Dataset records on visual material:
━━━━━━━━━━━━━━━━━━━━

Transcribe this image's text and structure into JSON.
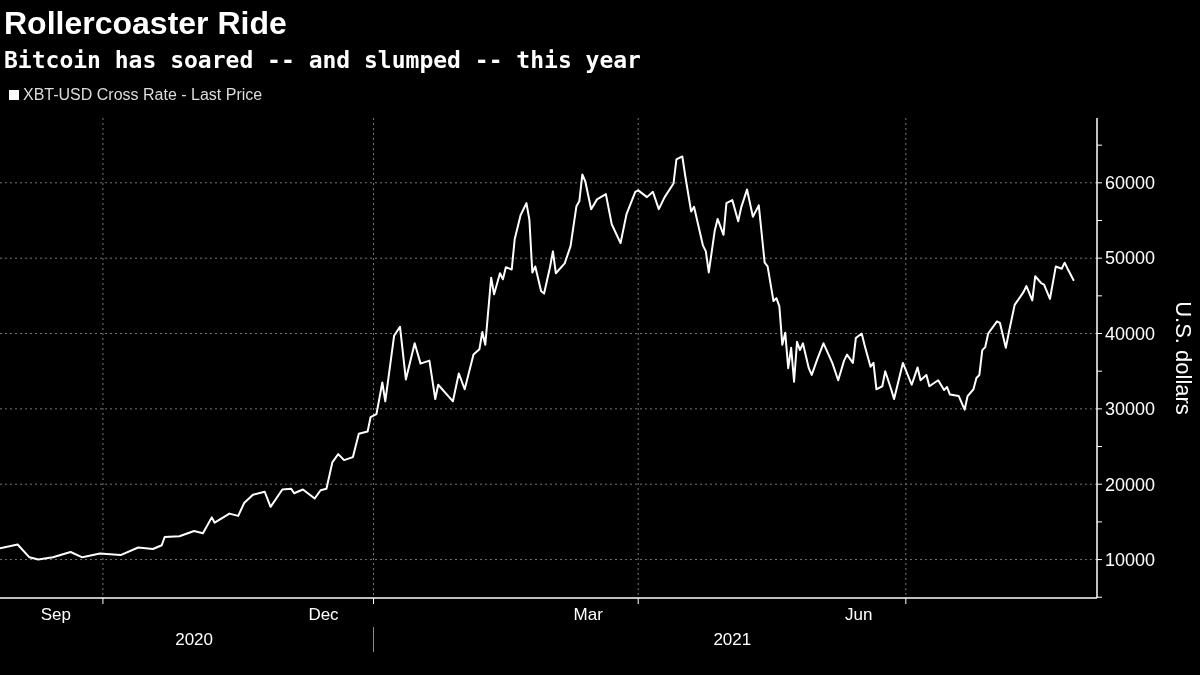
{
  "chart_data": {
    "type": "line",
    "title": "Rollercoaster Ride",
    "subtitle": "Bitcoin has soared -- and slumped -- this year",
    "ylabel": "U.S. dollars",
    "x": [
      "2020-08-27",
      "2020-09-02",
      "2020-09-06",
      "2020-09-09",
      "2020-09-14",
      "2020-09-20",
      "2020-09-24",
      "2020-09-30",
      "2020-10-07",
      "2020-10-13",
      "2020-10-18",
      "2020-10-21",
      "2020-10-22",
      "2020-10-27",
      "2020-11-01",
      "2020-11-04",
      "2020-11-07",
      "2020-11-08",
      "2020-11-13",
      "2020-11-16",
      "2020-11-18",
      "2020-11-21",
      "2020-11-25",
      "2020-11-27",
      "2020-12-01",
      "2020-12-04",
      "2020-12-05",
      "2020-12-08",
      "2020-12-12",
      "2020-12-14",
      "2020-12-16",
      "2020-12-18",
      "2020-12-20",
      "2020-12-22",
      "2020-12-25",
      "2020-12-27",
      "2020-12-30",
      "2020-12-31",
      "2021-01-02",
      "2021-01-04",
      "2021-01-05",
      "2021-01-08",
      "2021-01-10",
      "2021-01-12",
      "2021-01-15",
      "2021-01-17",
      "2021-01-20",
      "2021-01-22",
      "2021-01-23",
      "2021-01-28",
      "2021-01-30",
      "2021-02-01",
      "2021-02-04",
      "2021-02-06",
      "2021-02-07",
      "2021-02-08",
      "2021-02-10",
      "2021-02-11",
      "2021-02-13",
      "2021-02-14",
      "2021-02-15",
      "2021-02-17",
      "2021-02-18",
      "2021-02-20",
      "2021-02-22",
      "2021-02-23",
      "2021-02-24",
      "2021-02-25",
      "2021-02-27",
      "2021-02-28",
      "2021-03-02",
      "2021-03-03",
      "2021-03-04",
      "2021-03-07",
      "2021-03-09",
      "2021-03-11",
      "2021-03-12",
      "2021-03-13",
      "2021-03-14",
      "2021-03-16",
      "2021-03-18",
      "2021-03-21",
      "2021-03-23",
      "2021-03-26",
      "2021-03-28",
      "2021-03-31",
      "2021-04-01",
      "2021-04-04",
      "2021-04-06",
      "2021-04-08",
      "2021-04-10",
      "2021-04-13",
      "2021-04-14",
      "2021-04-16",
      "2021-04-17",
      "2021-04-19",
      "2021-04-20",
      "2021-04-23",
      "2021-04-24",
      "2021-04-25",
      "2021-04-27",
      "2021-04-28",
      "2021-04-30",
      "2021-05-01",
      "2021-05-03",
      "2021-05-05",
      "2021-05-06",
      "2021-05-08",
      "2021-05-10",
      "2021-05-12",
      "2021-05-14",
      "2021-05-15",
      "2021-05-17",
      "2021-05-18",
      "2021-05-19",
      "2021-05-20",
      "2021-05-21",
      "2021-05-22",
      "2021-05-23",
      "2021-05-24",
      "2021-05-25",
      "2021-05-26",
      "2021-05-27",
      "2021-05-29",
      "2021-05-30",
      "2021-06-01",
      "2021-06-03",
      "2021-06-06",
      "2021-06-08",
      "2021-06-10",
      "2021-06-11",
      "2021-06-13",
      "2021-06-14",
      "2021-06-16",
      "2021-06-17",
      "2021-06-19",
      "2021-06-20",
      "2021-06-21",
      "2021-06-23",
      "2021-06-24",
      "2021-06-26",
      "2021-06-27",
      "2021-06-30",
      "2021-07-03",
      "2021-07-05",
      "2021-07-06",
      "2021-07-08",
      "2021-07-09",
      "2021-07-12",
      "2021-07-14",
      "2021-07-15",
      "2021-07-16",
      "2021-07-19",
      "2021-07-21",
      "2021-07-22",
      "2021-07-24",
      "2021-07-25",
      "2021-07-26",
      "2021-07-27",
      "2021-07-28",
      "2021-07-29",
      "2021-08-01",
      "2021-08-02",
      "2021-08-04",
      "2021-08-05",
      "2021-08-07",
      "2021-08-10",
      "2021-08-11",
      "2021-08-13",
      "2021-08-14",
      "2021-08-16",
      "2021-08-17",
      "2021-08-19",
      "2021-08-21",
      "2021-08-23",
      "2021-08-24",
      "2021-08-25",
      "2021-08-27"
    ],
    "series": [
      {
        "name": "XBT-USD Cross Rate - Last Price",
        "color": "#ffffff",
        "values": [
          11500,
          12000,
          10300,
          10000,
          10300,
          11000,
          10300,
          10800,
          10600,
          11600,
          11400,
          11900,
          13000,
          13100,
          13800,
          13500,
          15600,
          14900,
          16100,
          15800,
          17500,
          18600,
          19000,
          17000,
          19300,
          19400,
          18800,
          19300,
          18100,
          19200,
          19400,
          22900,
          24000,
          23200,
          23600,
          26700,
          27000,
          28900,
          29300,
          33500,
          31000,
          39700,
          40900,
          33900,
          38700,
          36000,
          36400,
          31300,
          33200,
          31000,
          34700,
          32600,
          37200,
          37900,
          40200,
          38500,
          47400,
          45200,
          48000,
          47200,
          48800,
          48500,
          52500,
          55700,
          57300,
          55100,
          48100,
          48900,
          45600,
          45300,
          48800,
          50900,
          48000,
          49300,
          51600,
          56900,
          57600,
          61100,
          60200,
          56500,
          57800,
          58500,
          54500,
          52000,
          55800,
          58800,
          59000,
          58100,
          58800,
          56500,
          58100,
          59900,
          63100,
          63500,
          60900,
          56200,
          56800,
          51700,
          50900,
          48100,
          53600,
          55200,
          53100,
          57300,
          57700,
          54900,
          56700,
          59100,
          55500,
          57000,
          49400,
          48900,
          44300,
          44700,
          43600,
          38500,
          40100,
          35400,
          38100,
          33600,
          38900,
          37800,
          38700,
          35400,
          34500,
          36700,
          38700,
          36100,
          33800,
          36400,
          37200,
          36100,
          39400,
          40000,
          38400,
          35600,
          36100,
          32600,
          33000,
          35000,
          32600,
          31300,
          36100,
          33200,
          35500,
          33800,
          34500,
          33000,
          33800,
          32500,
          32900,
          31900,
          31700,
          29900,
          31700,
          32600,
          34100,
          34500,
          37800,
          38200,
          40000,
          41600,
          41400,
          38100,
          40100,
          43800,
          45500,
          46300,
          44400,
          47600,
          46700,
          46500,
          44600,
          48900,
          48600,
          49400,
          48600,
          47100
        ]
      }
    ],
    "xlim": [
      "2020-08-27",
      "2021-09-04"
    ],
    "xticks": [
      {
        "value": "2020-09-15",
        "label": "Sep"
      },
      {
        "value": "2020-10-01",
        "label": null
      },
      {
        "value": "2020-12-15",
        "label": "Dec"
      },
      {
        "value": "2021-01-01",
        "label": null
      },
      {
        "value": "2021-03-15",
        "label": "Mar"
      },
      {
        "value": "2021-04-01",
        "label": null
      },
      {
        "value": "2021-06-15",
        "label": "Jun"
      },
      {
        "value": "2021-07-01",
        "label": null
      }
    ],
    "x2lim": [
      "2020-08-27",
      "2021-09-04"
    ],
    "x2ticks": [
      {
        "value": "2020-11-01",
        "label": "2020"
      },
      {
        "value": "2021-01-01",
        "label": null
      },
      {
        "value": "2021-05-03",
        "label": "2021"
      }
    ],
    "ylim": [
      4900,
      68600
    ],
    "yticks": [
      {
        "value": 5000,
        "label": null
      },
      10000,
      {
        "value": 15000,
        "label": null
      },
      20000,
      {
        "value": 25000,
        "label": null
      },
      30000,
      {
        "value": 35000,
        "label": null
      },
      40000,
      {
        "value": 45000,
        "label": null
      },
      50000,
      {
        "value": 55000,
        "label": null
      },
      60000,
      {
        "value": 65000,
        "label": null
      }
    ],
    "grid": true,
    "legend": "top left"
  }
}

━━━━━━━━━━━━━━━━━━━━

→ Task goal
Say the number of lines in the listing that hold "this", with no added words.

→ The output
2